### [Excerpted data]
BEGIN
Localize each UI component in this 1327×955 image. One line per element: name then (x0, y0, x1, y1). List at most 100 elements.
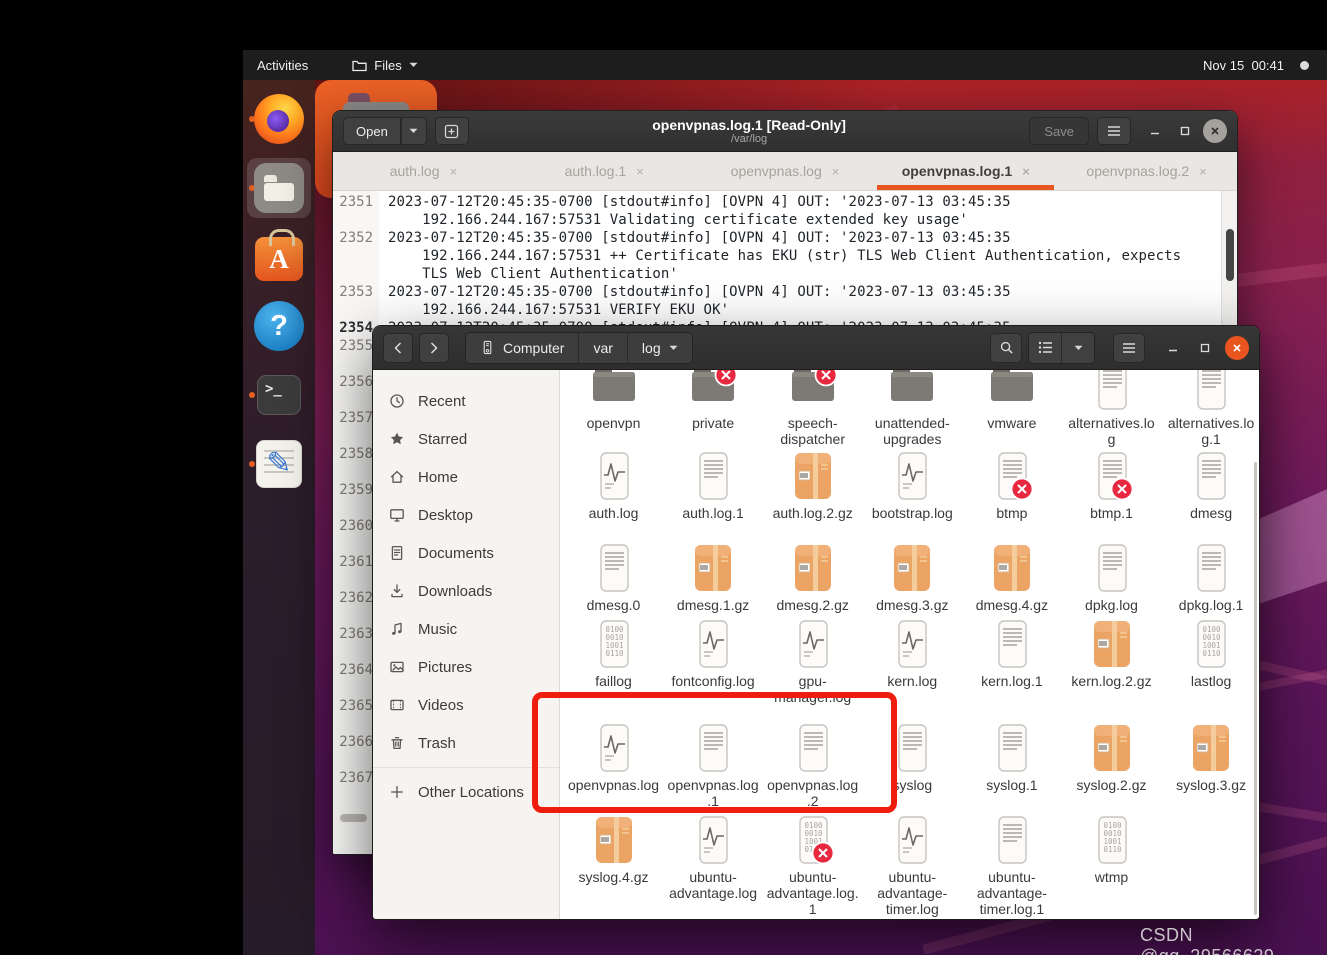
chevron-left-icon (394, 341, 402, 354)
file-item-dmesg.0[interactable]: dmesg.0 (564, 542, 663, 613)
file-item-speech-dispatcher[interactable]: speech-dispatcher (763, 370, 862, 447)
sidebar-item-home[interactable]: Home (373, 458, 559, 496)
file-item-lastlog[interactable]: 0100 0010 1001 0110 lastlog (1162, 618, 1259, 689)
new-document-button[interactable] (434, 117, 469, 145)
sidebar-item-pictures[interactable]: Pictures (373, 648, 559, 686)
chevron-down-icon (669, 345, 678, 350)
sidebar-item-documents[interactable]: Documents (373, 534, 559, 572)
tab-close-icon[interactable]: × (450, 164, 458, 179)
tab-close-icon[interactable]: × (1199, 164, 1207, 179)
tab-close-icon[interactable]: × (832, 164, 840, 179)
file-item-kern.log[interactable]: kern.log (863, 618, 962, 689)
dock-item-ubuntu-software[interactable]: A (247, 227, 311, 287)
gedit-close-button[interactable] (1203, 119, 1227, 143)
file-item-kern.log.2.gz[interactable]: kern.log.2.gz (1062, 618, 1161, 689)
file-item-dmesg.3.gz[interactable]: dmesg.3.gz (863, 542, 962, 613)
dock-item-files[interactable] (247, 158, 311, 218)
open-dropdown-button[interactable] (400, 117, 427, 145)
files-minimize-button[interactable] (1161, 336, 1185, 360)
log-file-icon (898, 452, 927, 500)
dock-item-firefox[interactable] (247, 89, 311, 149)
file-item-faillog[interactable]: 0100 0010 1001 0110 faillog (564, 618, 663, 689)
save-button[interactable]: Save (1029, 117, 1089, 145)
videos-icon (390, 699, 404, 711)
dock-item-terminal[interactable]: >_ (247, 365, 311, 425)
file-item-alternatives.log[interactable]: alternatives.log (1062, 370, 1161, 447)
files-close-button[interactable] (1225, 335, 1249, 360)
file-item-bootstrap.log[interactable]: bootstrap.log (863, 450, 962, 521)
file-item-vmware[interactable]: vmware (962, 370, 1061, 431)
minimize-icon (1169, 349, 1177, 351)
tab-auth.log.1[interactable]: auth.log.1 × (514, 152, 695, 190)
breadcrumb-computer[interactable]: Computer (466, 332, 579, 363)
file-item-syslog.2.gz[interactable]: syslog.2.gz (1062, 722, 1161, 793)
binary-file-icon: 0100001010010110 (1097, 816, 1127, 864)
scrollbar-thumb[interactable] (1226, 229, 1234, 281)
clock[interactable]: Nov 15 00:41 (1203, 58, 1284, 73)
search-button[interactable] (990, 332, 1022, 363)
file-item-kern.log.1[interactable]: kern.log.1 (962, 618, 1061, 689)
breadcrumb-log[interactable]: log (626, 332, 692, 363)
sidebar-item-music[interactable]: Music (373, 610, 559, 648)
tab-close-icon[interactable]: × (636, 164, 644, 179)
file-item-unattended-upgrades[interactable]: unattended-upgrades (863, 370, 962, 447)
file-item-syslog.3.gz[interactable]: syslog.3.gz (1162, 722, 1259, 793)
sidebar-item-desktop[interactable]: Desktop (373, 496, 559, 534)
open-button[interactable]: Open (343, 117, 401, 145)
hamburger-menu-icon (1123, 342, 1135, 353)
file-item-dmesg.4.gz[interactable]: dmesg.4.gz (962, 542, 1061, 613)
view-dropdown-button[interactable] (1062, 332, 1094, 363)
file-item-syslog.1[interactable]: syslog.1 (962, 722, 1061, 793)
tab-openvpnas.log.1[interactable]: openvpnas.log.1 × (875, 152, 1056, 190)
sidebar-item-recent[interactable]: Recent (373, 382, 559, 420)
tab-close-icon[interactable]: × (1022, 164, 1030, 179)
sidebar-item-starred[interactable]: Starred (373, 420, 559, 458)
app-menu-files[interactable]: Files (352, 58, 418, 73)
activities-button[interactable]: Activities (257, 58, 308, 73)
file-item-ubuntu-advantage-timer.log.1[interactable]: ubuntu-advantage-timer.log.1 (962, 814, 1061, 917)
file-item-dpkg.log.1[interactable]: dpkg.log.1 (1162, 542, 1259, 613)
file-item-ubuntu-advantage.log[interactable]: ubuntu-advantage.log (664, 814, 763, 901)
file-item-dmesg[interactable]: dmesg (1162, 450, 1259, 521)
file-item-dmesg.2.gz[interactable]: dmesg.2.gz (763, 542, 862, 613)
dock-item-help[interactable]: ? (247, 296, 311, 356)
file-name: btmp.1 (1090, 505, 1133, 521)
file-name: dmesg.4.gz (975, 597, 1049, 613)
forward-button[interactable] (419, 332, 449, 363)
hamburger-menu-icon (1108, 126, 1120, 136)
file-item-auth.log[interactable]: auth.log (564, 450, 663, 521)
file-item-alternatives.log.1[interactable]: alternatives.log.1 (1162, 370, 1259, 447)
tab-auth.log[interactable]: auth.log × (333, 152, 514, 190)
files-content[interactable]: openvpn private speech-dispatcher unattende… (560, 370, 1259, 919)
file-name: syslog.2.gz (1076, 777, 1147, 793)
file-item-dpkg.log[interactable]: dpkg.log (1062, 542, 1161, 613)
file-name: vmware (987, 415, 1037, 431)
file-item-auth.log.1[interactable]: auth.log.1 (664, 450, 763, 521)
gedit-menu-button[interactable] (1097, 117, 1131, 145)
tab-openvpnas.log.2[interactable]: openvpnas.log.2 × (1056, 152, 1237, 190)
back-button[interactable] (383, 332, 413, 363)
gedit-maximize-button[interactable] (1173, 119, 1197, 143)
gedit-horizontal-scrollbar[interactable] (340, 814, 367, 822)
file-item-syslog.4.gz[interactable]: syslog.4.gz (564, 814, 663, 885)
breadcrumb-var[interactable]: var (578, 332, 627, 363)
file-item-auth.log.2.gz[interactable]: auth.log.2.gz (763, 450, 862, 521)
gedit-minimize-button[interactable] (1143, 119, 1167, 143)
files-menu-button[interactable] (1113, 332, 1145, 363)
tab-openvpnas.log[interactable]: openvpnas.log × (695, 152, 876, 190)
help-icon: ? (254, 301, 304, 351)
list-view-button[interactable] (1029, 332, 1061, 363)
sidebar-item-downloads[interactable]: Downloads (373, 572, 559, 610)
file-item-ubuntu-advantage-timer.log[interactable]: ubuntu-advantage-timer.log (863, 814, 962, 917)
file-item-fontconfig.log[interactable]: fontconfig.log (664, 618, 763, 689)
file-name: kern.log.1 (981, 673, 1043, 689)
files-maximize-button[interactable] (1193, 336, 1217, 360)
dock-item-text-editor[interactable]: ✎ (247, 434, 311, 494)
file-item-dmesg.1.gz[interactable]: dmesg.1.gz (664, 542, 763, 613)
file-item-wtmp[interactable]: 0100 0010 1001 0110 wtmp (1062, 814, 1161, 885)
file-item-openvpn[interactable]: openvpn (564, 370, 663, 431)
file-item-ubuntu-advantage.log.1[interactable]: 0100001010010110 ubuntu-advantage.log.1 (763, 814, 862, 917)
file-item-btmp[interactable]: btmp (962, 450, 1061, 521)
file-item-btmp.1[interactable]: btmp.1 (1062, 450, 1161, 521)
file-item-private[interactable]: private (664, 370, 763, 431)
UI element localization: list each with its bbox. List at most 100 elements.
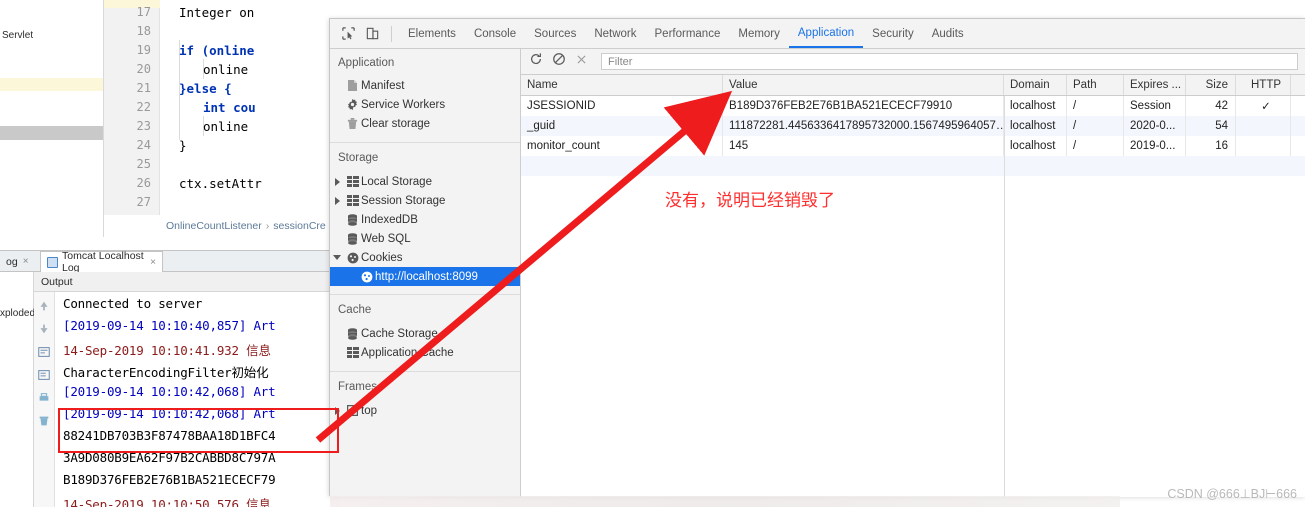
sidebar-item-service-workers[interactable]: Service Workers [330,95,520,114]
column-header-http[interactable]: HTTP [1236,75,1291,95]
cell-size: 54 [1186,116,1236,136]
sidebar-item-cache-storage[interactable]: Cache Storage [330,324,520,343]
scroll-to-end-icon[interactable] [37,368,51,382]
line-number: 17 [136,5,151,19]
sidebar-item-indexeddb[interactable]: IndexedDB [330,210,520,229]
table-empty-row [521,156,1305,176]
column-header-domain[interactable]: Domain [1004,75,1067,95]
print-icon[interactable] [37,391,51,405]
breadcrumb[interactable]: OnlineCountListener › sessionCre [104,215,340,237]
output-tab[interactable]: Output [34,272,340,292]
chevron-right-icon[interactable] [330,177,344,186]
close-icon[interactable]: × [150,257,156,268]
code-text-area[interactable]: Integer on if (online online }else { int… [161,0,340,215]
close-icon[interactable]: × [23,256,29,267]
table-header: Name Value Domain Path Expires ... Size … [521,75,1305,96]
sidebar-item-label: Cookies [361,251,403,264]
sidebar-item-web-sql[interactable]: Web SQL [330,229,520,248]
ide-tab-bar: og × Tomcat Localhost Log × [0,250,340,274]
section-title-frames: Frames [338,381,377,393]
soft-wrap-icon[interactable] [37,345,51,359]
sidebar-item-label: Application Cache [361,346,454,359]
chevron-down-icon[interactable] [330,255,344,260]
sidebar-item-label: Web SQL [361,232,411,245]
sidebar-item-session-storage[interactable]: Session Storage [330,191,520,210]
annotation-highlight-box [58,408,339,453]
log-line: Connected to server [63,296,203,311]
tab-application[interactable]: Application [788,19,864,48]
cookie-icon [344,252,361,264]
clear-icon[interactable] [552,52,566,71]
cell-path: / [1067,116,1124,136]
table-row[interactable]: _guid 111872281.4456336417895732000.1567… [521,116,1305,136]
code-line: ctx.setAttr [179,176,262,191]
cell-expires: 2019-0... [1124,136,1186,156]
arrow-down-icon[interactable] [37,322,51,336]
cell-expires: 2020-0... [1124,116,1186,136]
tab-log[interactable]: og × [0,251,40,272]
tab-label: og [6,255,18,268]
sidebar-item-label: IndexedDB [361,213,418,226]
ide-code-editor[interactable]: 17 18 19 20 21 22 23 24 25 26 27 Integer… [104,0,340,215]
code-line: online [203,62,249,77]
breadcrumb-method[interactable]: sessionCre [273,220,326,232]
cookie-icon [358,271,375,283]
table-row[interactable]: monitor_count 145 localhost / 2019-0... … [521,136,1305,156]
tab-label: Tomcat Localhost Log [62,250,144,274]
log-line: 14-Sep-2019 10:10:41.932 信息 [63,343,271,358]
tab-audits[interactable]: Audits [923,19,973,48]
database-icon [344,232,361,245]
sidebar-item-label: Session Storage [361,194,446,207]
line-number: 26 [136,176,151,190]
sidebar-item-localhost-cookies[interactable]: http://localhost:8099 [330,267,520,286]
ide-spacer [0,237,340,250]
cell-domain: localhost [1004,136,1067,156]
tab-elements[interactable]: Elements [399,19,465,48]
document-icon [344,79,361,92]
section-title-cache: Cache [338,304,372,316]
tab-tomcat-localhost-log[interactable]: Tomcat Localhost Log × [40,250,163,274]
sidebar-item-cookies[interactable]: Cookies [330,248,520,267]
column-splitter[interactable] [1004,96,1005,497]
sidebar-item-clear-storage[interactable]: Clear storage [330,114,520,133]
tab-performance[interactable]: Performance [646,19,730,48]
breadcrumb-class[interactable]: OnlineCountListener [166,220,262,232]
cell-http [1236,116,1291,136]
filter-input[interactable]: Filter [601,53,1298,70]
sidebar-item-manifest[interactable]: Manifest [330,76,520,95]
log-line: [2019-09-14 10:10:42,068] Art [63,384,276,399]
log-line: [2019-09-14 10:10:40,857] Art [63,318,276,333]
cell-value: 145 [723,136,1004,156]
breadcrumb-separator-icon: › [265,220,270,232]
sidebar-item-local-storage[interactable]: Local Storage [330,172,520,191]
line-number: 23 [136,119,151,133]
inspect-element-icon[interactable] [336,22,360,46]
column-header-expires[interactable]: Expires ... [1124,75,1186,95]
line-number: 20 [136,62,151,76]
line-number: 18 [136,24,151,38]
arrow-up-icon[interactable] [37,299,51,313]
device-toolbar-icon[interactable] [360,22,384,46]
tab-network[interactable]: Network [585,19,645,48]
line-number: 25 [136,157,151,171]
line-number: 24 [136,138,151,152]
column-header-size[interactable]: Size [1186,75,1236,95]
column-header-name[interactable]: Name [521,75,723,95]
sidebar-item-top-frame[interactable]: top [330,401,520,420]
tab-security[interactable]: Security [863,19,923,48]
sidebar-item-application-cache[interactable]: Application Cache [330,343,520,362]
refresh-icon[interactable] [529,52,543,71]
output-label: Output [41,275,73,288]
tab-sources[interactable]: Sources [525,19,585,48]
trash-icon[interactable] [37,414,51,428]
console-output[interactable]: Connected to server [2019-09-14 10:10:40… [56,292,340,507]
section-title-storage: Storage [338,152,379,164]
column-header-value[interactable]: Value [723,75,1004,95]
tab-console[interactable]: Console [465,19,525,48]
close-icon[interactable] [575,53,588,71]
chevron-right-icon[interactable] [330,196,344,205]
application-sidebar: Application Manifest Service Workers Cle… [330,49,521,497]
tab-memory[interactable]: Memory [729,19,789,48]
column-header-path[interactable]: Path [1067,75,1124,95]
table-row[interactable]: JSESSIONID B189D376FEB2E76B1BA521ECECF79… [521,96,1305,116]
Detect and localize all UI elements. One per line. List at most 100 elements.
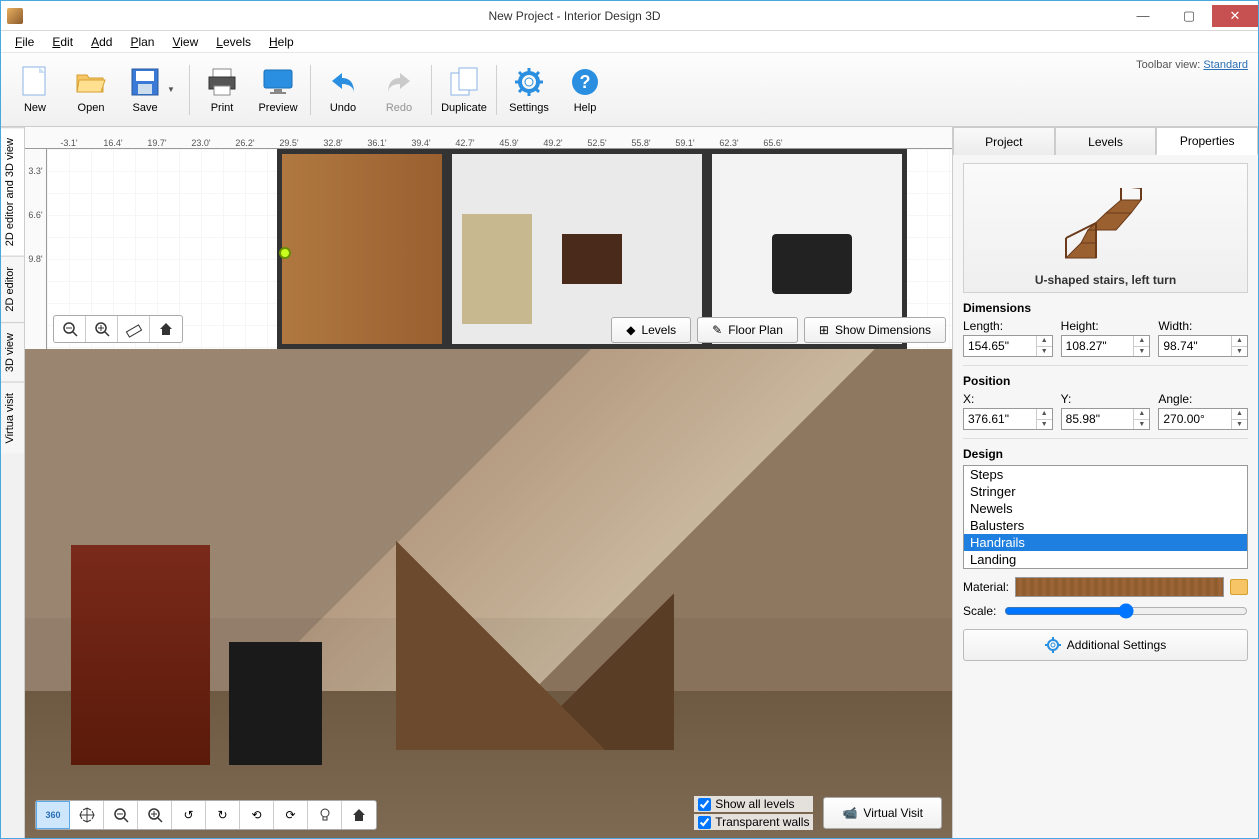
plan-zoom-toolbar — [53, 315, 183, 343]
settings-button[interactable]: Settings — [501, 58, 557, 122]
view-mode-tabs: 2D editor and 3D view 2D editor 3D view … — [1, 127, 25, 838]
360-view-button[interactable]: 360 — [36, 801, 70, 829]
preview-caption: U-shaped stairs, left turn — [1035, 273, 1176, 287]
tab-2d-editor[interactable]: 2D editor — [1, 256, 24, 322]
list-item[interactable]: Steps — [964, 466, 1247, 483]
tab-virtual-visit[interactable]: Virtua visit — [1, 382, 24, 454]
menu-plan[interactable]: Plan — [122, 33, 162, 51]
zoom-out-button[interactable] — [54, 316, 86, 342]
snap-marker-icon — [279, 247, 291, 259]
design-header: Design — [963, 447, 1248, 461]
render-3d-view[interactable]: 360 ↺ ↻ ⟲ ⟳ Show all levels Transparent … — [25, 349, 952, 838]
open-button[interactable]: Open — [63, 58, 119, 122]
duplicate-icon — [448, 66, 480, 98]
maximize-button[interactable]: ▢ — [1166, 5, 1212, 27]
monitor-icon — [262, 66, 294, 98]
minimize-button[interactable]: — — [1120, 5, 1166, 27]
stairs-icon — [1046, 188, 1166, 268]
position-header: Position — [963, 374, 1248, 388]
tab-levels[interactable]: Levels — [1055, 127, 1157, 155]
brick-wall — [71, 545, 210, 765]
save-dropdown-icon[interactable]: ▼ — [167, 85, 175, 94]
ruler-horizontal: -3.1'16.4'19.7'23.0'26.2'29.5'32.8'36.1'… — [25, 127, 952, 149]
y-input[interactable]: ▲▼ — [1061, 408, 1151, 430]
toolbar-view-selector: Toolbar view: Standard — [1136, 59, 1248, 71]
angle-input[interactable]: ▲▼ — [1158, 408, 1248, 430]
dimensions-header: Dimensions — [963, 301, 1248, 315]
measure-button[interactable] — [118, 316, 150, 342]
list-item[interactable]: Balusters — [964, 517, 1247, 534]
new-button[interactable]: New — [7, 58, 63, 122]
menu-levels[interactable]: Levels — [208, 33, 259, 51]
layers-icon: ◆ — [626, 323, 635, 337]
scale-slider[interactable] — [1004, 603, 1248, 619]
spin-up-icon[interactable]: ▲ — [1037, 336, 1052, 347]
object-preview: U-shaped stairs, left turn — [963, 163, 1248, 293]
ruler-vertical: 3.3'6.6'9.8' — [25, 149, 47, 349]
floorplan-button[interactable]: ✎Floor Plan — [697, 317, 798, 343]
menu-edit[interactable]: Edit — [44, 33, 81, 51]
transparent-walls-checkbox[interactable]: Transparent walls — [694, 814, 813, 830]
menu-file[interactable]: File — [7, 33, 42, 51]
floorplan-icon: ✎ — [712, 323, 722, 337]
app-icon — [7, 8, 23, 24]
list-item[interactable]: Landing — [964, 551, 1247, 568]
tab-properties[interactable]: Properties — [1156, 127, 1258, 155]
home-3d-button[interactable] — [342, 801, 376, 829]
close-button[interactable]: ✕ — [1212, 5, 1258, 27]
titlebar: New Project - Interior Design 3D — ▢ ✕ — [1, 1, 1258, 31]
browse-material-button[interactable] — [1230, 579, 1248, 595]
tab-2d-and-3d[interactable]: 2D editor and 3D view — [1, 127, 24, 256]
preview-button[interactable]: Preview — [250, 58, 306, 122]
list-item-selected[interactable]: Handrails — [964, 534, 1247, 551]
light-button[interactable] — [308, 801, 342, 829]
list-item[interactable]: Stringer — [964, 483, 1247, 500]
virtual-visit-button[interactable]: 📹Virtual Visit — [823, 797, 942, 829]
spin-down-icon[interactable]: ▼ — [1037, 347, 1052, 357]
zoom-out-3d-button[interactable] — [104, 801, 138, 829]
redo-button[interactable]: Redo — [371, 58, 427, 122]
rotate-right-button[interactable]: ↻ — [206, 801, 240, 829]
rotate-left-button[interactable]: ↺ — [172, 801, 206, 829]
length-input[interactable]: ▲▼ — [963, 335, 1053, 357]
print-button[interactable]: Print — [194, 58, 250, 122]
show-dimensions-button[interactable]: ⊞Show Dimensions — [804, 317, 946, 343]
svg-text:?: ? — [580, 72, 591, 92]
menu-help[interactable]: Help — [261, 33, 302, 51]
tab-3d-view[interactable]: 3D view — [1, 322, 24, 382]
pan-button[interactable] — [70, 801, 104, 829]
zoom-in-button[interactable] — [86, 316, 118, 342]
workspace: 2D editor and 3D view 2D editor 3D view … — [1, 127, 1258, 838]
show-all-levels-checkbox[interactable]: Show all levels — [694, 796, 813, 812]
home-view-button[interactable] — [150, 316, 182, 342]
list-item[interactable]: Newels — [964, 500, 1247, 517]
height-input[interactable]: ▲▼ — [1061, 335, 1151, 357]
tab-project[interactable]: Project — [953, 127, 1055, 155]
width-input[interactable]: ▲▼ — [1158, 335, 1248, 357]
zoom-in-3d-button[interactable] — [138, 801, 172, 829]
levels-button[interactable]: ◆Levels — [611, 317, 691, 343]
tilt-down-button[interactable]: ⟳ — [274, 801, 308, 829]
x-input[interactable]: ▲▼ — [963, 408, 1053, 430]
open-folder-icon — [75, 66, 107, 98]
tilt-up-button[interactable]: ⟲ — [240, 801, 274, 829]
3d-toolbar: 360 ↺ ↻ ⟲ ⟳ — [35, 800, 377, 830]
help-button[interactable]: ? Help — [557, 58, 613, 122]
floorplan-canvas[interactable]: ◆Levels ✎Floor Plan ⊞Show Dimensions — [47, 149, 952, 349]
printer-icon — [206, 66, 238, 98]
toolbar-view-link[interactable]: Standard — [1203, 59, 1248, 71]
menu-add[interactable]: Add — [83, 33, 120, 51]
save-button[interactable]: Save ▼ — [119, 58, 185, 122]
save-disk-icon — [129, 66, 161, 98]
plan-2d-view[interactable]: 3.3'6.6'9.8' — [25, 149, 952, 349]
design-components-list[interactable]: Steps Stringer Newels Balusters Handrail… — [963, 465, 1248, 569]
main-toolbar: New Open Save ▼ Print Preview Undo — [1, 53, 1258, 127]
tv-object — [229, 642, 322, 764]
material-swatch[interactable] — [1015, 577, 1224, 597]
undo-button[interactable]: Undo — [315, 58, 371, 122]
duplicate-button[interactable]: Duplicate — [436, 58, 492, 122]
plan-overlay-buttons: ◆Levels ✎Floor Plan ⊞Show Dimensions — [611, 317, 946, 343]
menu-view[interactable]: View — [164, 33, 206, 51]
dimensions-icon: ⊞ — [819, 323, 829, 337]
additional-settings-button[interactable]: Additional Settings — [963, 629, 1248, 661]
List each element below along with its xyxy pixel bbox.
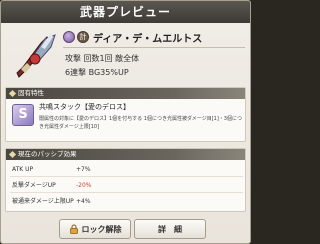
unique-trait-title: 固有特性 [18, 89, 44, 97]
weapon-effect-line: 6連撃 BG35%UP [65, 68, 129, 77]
END
### [Task]
Repeat the lines in the entries above verbatim, from the line containing "chevron-left-icon (394, 341, 402, 354)" through the line containing "534, 559, 572)", including both of those lines.

### [Exercise output]
chevron-left-icon (394, 341, 402, 354)
file-item-dmesg.0[interactable]: dmesg.0 (564, 542, 663, 613)
file-item-speech-dispatcher[interactable]: speech-dispatcher (763, 370, 862, 447)
sidebar-item-home[interactable]: Home (373, 458, 559, 496)
file-item-lastlog[interactable]: 0100 0010 1001 0110 lastlog (1162, 618, 1259, 689)
new-document-button[interactable] (434, 117, 469, 145)
sidebar-item-pictures[interactable]: Pictures (373, 648, 559, 686)
chevron-down-icon (669, 345, 678, 350)
sidebar-item-documents[interactable]: Documents (373, 534, 559, 572)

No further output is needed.